> Written task
In the entries below, find every line holding the string "والإيمان" and collect it.

> Records to use
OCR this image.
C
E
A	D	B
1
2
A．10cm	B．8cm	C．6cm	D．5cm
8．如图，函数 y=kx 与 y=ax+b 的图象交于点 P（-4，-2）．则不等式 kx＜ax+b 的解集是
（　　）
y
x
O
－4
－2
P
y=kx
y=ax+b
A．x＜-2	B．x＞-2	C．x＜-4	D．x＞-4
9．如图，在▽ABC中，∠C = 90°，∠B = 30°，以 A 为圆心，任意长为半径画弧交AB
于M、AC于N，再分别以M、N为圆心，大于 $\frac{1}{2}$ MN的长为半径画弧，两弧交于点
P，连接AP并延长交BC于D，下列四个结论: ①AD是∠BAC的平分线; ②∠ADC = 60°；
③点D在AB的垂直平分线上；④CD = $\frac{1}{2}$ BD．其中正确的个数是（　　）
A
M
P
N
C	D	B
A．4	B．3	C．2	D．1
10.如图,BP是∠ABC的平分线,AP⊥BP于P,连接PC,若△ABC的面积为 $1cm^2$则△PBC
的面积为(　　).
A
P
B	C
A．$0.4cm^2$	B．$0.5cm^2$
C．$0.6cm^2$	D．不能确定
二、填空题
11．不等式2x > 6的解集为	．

...

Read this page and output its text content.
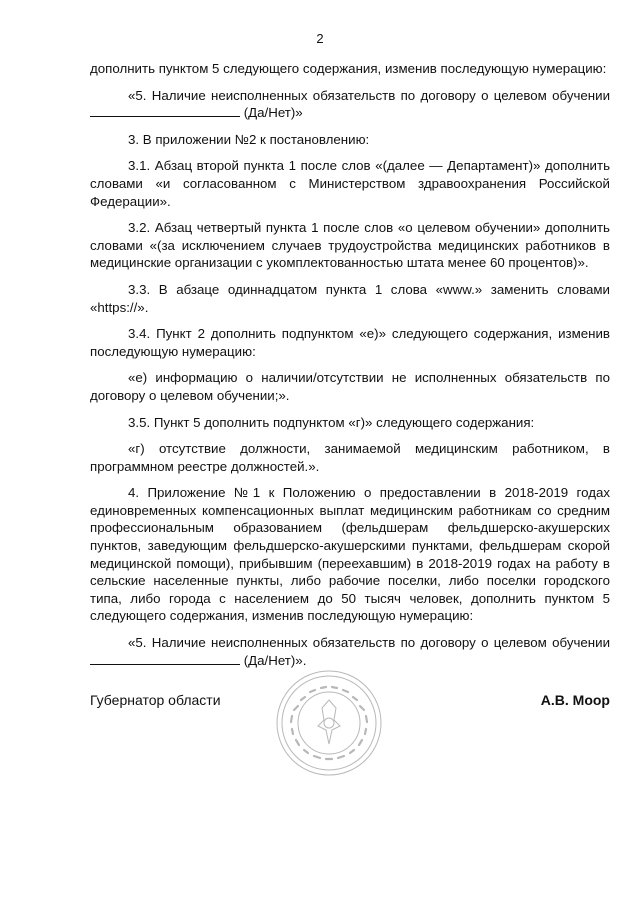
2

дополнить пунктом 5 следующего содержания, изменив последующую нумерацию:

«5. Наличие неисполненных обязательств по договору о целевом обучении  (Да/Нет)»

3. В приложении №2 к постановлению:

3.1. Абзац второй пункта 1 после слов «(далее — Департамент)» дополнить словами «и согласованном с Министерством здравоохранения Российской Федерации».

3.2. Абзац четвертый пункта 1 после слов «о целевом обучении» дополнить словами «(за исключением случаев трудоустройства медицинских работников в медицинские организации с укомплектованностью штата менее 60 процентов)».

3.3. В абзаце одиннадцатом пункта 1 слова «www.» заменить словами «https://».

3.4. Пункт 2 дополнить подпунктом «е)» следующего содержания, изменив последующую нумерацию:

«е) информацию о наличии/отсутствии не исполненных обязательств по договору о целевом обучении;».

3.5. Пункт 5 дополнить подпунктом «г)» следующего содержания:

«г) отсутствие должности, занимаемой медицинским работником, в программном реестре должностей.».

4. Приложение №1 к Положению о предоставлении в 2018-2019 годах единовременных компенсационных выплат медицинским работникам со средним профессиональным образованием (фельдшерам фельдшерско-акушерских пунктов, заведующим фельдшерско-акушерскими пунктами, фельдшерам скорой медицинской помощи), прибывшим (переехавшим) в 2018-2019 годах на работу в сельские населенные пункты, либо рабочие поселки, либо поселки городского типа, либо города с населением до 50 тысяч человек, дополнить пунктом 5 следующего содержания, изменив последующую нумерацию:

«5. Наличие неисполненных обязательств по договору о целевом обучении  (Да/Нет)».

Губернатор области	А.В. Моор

---

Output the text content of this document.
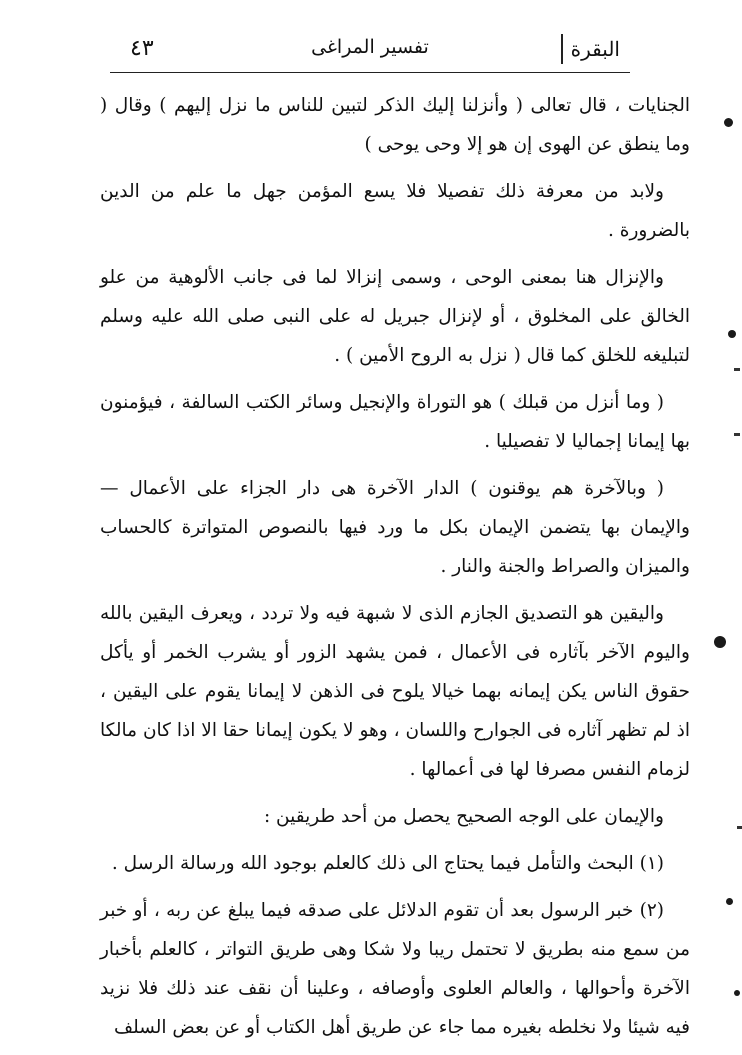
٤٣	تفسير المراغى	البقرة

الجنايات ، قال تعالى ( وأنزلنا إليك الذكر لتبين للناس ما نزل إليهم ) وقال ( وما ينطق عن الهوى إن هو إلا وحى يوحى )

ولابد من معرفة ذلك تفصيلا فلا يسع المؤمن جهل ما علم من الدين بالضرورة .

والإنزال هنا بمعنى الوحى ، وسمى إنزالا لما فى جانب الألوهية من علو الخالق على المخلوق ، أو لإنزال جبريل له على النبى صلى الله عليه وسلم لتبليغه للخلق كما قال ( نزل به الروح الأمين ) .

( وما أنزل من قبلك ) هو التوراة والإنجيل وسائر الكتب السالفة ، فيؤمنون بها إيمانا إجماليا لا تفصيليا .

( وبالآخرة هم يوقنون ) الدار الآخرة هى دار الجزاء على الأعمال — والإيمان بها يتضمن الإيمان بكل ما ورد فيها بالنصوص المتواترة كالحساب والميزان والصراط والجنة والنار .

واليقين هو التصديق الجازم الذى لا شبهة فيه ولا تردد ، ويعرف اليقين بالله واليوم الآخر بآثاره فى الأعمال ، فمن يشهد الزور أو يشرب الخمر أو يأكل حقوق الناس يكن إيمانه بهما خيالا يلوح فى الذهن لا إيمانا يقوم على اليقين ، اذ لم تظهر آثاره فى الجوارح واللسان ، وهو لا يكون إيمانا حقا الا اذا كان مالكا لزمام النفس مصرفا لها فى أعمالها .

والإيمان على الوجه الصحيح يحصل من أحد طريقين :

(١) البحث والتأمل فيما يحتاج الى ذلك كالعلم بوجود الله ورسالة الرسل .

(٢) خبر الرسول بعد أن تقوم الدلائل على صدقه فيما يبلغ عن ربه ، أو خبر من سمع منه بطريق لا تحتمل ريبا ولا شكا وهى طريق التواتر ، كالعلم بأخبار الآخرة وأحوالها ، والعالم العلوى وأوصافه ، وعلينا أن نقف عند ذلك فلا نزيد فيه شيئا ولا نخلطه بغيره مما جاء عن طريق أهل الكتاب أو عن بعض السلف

> Response to this task
( وبالآخرة هم يوقنون ) الدار الآخرة هى دار الجزاء على الأعمال — والإيمان بها يتضمن الإيمان بكل ما ورد فيها بالنصوص المتواترة كالحساب والميزان والصراط والجنة والنار .
والإيمان على الوجه الصحيح يحصل من أحد طريقين :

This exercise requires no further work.